--- Data supplied ---

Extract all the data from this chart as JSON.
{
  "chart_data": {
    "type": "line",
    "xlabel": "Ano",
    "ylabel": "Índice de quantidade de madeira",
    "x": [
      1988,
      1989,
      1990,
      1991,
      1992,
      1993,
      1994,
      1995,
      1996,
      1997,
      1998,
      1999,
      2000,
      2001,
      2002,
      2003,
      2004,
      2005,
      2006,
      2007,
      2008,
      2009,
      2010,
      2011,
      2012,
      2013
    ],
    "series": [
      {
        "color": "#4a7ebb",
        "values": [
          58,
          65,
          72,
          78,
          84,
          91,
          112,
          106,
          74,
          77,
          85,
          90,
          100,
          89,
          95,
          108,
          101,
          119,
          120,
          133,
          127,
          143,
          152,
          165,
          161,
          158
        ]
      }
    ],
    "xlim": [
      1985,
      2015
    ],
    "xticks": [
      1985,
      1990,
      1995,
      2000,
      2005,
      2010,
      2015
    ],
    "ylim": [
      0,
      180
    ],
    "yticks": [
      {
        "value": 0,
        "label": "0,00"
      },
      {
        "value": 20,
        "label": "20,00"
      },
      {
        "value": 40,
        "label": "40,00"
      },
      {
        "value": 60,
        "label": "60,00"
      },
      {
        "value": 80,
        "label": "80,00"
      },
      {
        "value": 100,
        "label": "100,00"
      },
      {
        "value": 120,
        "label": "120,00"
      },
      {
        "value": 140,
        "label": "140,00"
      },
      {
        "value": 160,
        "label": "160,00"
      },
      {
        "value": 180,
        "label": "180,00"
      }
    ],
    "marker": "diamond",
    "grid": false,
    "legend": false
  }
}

---

Task directions: Copy every record above exactly as it appears.

Task result:
Extract all the data from this chart as JSON.
{
  "chart_data": {
    "type": "line",
    "xlabel": "Ano",
    "ylabel": "Índice de quantidade de madeira",
    "x": [
      1988,
      1989,
      1990,
      1991,
      1992,
      1993,
      1994,
      1995,
      1996,
      1997,
      1998,
      1999,
      2000,
      2001,
      2002,
      2003,
      2004,
      2005,
      2006,
      2007,
      2008,
      2009,
      2010,
      2011,
      2012,
      2013
    ],
    "series": [
      {
        "color": "#4a7ebb",
        "values": [
          58,
          65,
          72,
          78,
          84,
          91,
          112,
          106,
          74,
          77,
          85,
          90,
          100,
          89,
          95,
          108,
          101,
          119,
          120,
          133,
          127,
          143,
          152,
          165,
          161,
          158
        ]
      }
    ],
    "xlim": [
      1985,
      2015
    ],
    "xticks": [
      1985,
      1990,
      1995,
      2000,
      2005,
      2010,
      2015
    ],
    "ylim": [
      0,
      180
    ],
    "yticks": [
      {
        "value": 0,
        "label": "0,00"
      },
      {
        "value": 20,
        "label": "20,00"
      },
      {
        "value": 40,
        "label": "40,00"
      },
      {
        "value": 60,
        "label": "60,00"
      },
      {
        "value": 80,
        "label": "80,00"
      },
      {
        "value": 100,
        "label": "100,00"
      },
      {
        "value": 120,
        "label": "120,00"
      },
      {
        "value": 140,
        "label": "140,00"
      },
      {
        "value": 160,
        "label": "160,00"
      },
      {
        "value": 180,
        "label": "180,00"
      }
    ],
    "marker": "diamond",
    "grid": false,
    "legend": false
  }
}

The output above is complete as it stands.